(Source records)
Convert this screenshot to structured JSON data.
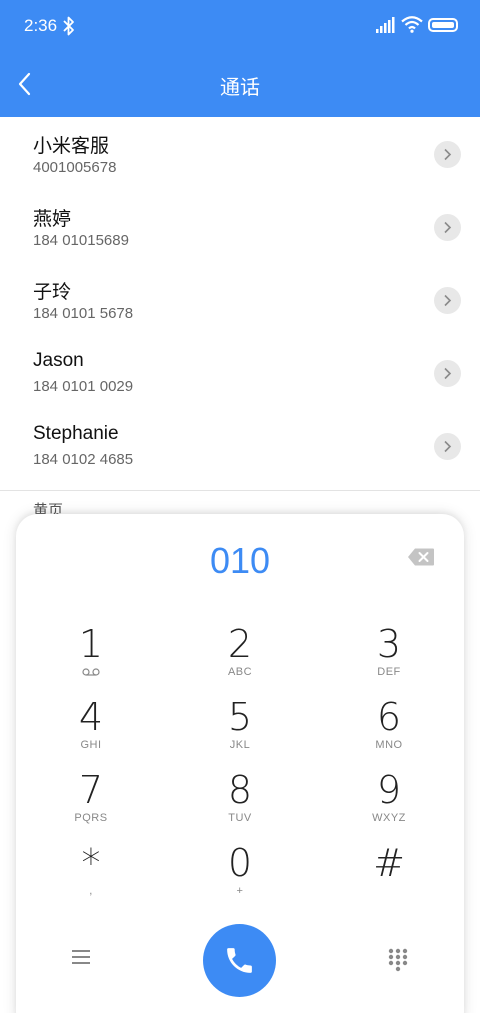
{
  "status": {
    "time": "2:36"
  },
  "header": {
    "title": "通话"
  },
  "contacts": [
    {
      "name": "小米客服",
      "number": "4001005678"
    },
    {
      "name": "燕婷",
      "number": "184 01015689"
    },
    {
      "name": "子玲",
      "number": "184 0101 5678"
    },
    {
      "name": "Jason",
      "number": "184 0101 0029"
    },
    {
      "name": "Stephanie",
      "number": "184 0102 4685"
    }
  ],
  "section": {
    "label": "黄页"
  },
  "dialpad": {
    "entry": "010",
    "keys": [
      {
        "digit": "1",
        "letters": ""
      },
      {
        "digit": "2",
        "letters": "ABC"
      },
      {
        "digit": "3",
        "letters": "DEF"
      },
      {
        "digit": "4",
        "letters": "GHI"
      },
      {
        "digit": "5",
        "letters": "JKL"
      },
      {
        "digit": "6",
        "letters": "MNO"
      },
      {
        "digit": "7",
        "letters": "PQRS"
      },
      {
        "digit": "8",
        "letters": "TUV"
      },
      {
        "digit": "9",
        "letters": "WXYZ"
      },
      {
        "digit": "*",
        "letters": ","
      },
      {
        "digit": "0",
        "letters": "+"
      },
      {
        "digit": "#",
        "letters": ""
      }
    ]
  },
  "icons": [
    "bluetooth-icon",
    "signal-icon",
    "wifi-icon",
    "battery-icon",
    "back-arrow-icon",
    "chevron-right-icon",
    "backspace-icon",
    "voicemail-icon",
    "menu-icon",
    "phone-icon",
    "dialpad-grid-icon"
  ],
  "colors": {
    "accent": "#3d8bf4",
    "background": "#ffffff"
  }
}
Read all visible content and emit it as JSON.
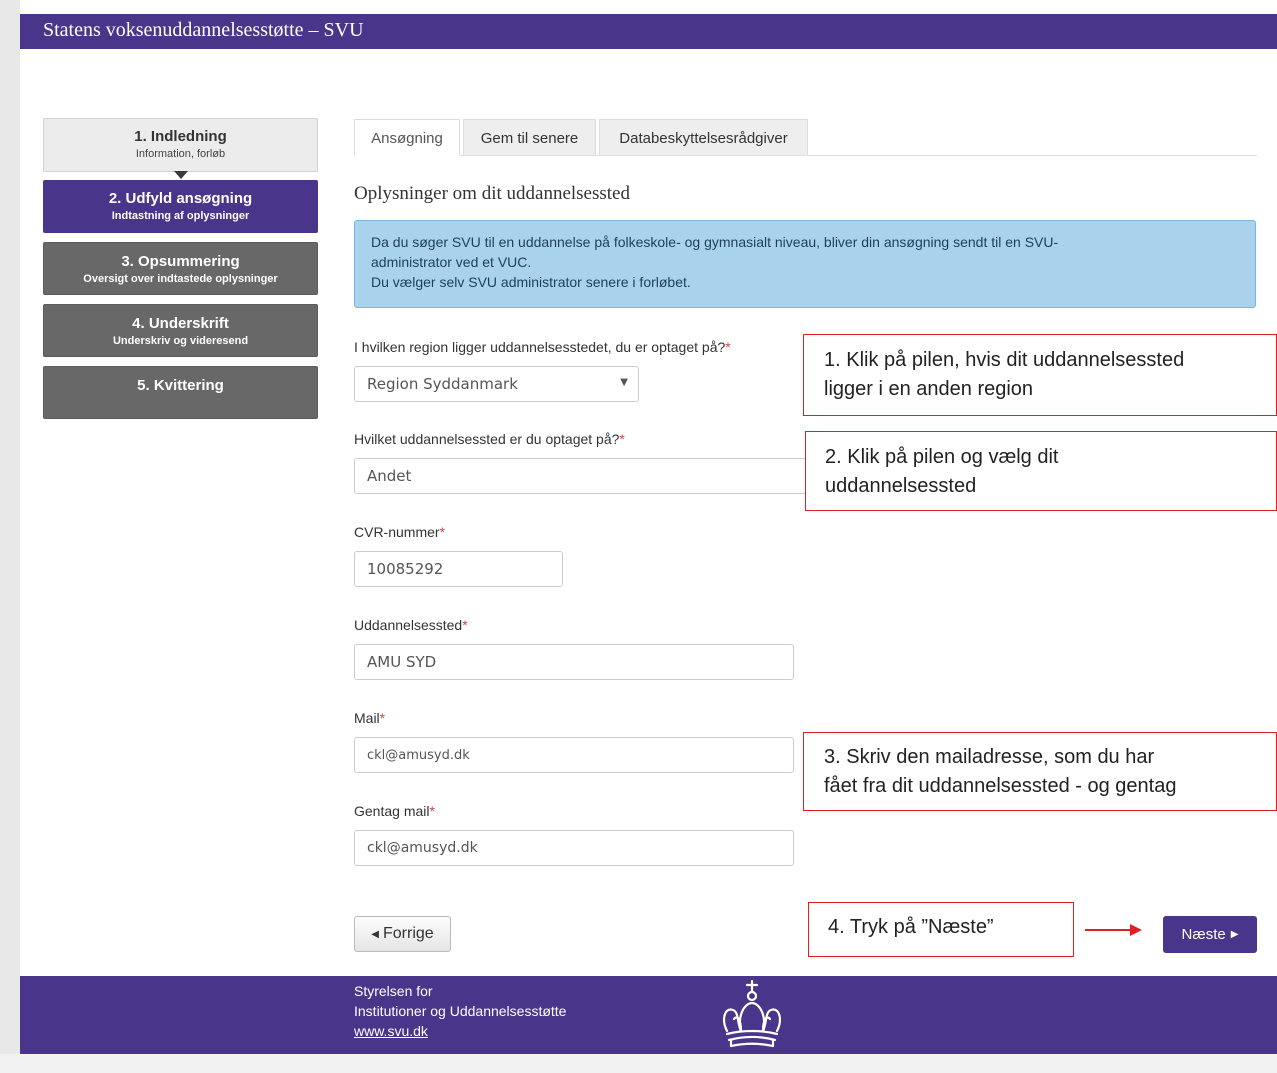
{
  "header": {
    "title": "Statens voksenuddannelsesstøtte – SVU"
  },
  "steps": [
    {
      "title": "1. Indledning",
      "subtitle": "Information, forløb",
      "state": "done"
    },
    {
      "title": "2. Udfyld ansøgning",
      "subtitle": "Indtastning af oplysninger",
      "state": "active"
    },
    {
      "title": "3. Opsummering",
      "subtitle": "Oversigt over indtastede oplysninger",
      "state": "todo"
    },
    {
      "title": "4. Underskrift",
      "subtitle": "Underskriv og videresend",
      "state": "todo"
    },
    {
      "title": "5. Kvittering",
      "subtitle": "",
      "state": "todo"
    }
  ],
  "tabs": [
    {
      "label": "Ansøgning",
      "active": true
    },
    {
      "label": "Gem til senere",
      "active": false
    },
    {
      "label": "Databeskyttelsesrådgiver",
      "active": false
    }
  ],
  "form": {
    "section_title": "Oplysninger om dit uddannelsessted",
    "info_lines": [
      "Da du søger SVU til en uddannelse på folkeskole- og gymnasialt niveau, bliver din ansøgning sendt til en SVU-",
      "administrator ved et VUC.",
      "Du vælger selv SVU administrator senere i forløbet."
    ],
    "required_mark": "*",
    "region": {
      "label": "I hvilken region ligger uddannelsesstedet, du er optaget på?",
      "value": "Region Syddanmark"
    },
    "institution": {
      "label": "Hvilket uddannelsessted er du optaget på?",
      "value": "Andet"
    },
    "cvr": {
      "label": "CVR-nummer",
      "value": "10085292"
    },
    "place": {
      "label": "Uddannelsessted",
      "value": "AMU SYD"
    },
    "mail": {
      "label": "Mail",
      "value": "ckl@amusyd.dk"
    },
    "mail_repeat": {
      "label": "Gentag mail",
      "value": "ckl@amusyd.dk"
    }
  },
  "buttons": {
    "prev": "Forrige",
    "next": "Næste"
  },
  "callouts": {
    "c1": [
      "1. Klik på pilen, hvis dit uddannelsessted",
      "ligger i en anden region"
    ],
    "c2": [
      "2. Klik på pilen og vælg dit",
      "uddannelsessted"
    ],
    "c3": [
      "3. Skriv den mailadresse, som du har",
      "fået fra dit uddannelsessted - og gentag"
    ],
    "c4": "4. Tryk på ”Næste”"
  },
  "footer": {
    "line1": "Styrelsen for",
    "line2": "Institutioner og Uddannelsesstøtte",
    "link": "www.svu.dk"
  },
  "colors": {
    "brand": "#49368a",
    "callout_border": "#e02020",
    "info_bg": "#a9d3ed"
  }
}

▶ **Work required**: Retype all of the entries exactly as written, leaving out any images.

▶ **Solution to the problem**:
Convert this screenshot to structured JSON data.
{
  "status": {
    "time": "2:36"
  },
  "header": {
    "title": "通话"
  },
  "contacts": [
    {
      "name": "小米客服",
      "number": "4001005678"
    },
    {
      "name": "燕婷",
      "number": "184 01015689"
    },
    {
      "name": "子玲",
      "number": "184 0101 5678"
    },
    {
      "name": "Jason",
      "number": "184 0101 0029"
    },
    {
      "name": "Stephanie",
      "number": "184 0102 4685"
    }
  ],
  "section": {
    "label": "黄页"
  },
  "dialpad": {
    "entry": "010",
    "keys": [
      {
        "digit": "1",
        "letters": ""
      },
      {
        "digit": "2",
        "letters": "ABC"
      },
      {
        "digit": "3",
        "letters": "DEF"
      },
      {
        "digit": "4",
        "letters": "GHI"
      },
      {
        "digit": "5",
        "letters": "JKL"
      },
      {
        "digit": "6",
        "letters": "MNO"
      },
      {
        "digit": "7",
        "letters": "PQRS"
      },
      {
        "digit": "8",
        "letters": "TUV"
      },
      {
        "digit": "9",
        "letters": "WXYZ"
      },
      {
        "digit": "*",
        "letters": ","
      },
      {
        "digit": "0",
        "letters": "+"
      },
      {
        "digit": "#",
        "letters": ""
      }
    ]
  },
  "icons": [
    "bluetooth-icon",
    "signal-icon",
    "wifi-icon",
    "battery-icon",
    "back-arrow-icon",
    "chevron-right-icon",
    "backspace-icon",
    "voicemail-icon",
    "menu-icon",
    "phone-icon",
    "dialpad-grid-icon"
  ],
  "colors": {
    "accent": "#3d8bf4",
    "background": "#ffffff"
  }
}
Read all visible content and emit it as JSON.
{
  "header": {
    "title": "Statens voksenuddannelsesstøtte – SVU"
  },
  "steps": [
    {
      "title": "1. Indledning",
      "subtitle": "Information, forløb",
      "state": "done"
    },
    {
      "title": "2. Udfyld ansøgning",
      "subtitle": "Indtastning af oplysninger",
      "state": "active"
    },
    {
      "title": "3. Opsummering",
      "subtitle": "Oversigt over indtastede oplysninger",
      "state": "todo"
    },
    {
      "title": "4. Underskrift",
      "subtitle": "Underskriv og videresend",
      "state": "todo"
    },
    {
      "title": "5. Kvittering",
      "subtitle": "",
      "state": "todo"
    }
  ],
  "tabs": [
    {
      "label": "Ansøgning",
      "active": true
    },
    {
      "label": "Gem til senere",
      "active": false
    },
    {
      "label": "Databeskyttelsesrådgiver",
      "active": false
    }
  ],
  "form": {
    "section_title": "Oplysninger om dit uddannelsessted",
    "info_lines": [
      "Da du søger SVU til en uddannelse på folkeskole- og gymnasialt niveau, bliver din ansøgning sendt til en SVU-",
      "administrator ved et VUC.",
      "Du vælger selv SVU administrator senere i forløbet."
    ],
    "required_mark": "*",
    "region": {
      "label": "I hvilken region ligger uddannelsesstedet, du er optaget på?",
      "value": "Region Syddanmark"
    },
    "institution": {
      "label": "Hvilket uddannelsessted er du optaget på?",
      "value": "Andet"
    },
    "cvr": {
      "label": "CVR-nummer",
      "value": "10085292"
    },
    "place": {
      "label": "Uddannelsessted",
      "value": "AMU SYD"
    },
    "mail": {
      "label": "Mail",
      "value": "ckl@amusyd.dk"
    },
    "mail_repeat": {
      "label": "Gentag mail",
      "value": "ckl@amusyd.dk"
    }
  },
  "buttons": {
    "prev": "Forrige",
    "next": "Næste"
  },
  "callouts": {
    "c1": [
      "1. Klik på pilen, hvis dit uddannelsessted",
      "ligger i en anden region"
    ],
    "c2": [
      "2. Klik på pilen og vælg dit",
      "uddannelsessted"
    ],
    "c3": [
      "3. Skriv den mailadresse, som du har",
      "fået fra dit uddannelsessted - og gentag"
    ],
    "c4": "4. Tryk på ”Næste”"
  },
  "footer": {
    "line1": "Styrelsen for",
    "line2": "Institutioner og Uddannelsesstøtte",
    "link": "www.svu.dk"
  },
  "colors": {
    "brand": "#49368a",
    "callout_border": "#e02020",
    "info_bg": "#a9d3ed"
  }
}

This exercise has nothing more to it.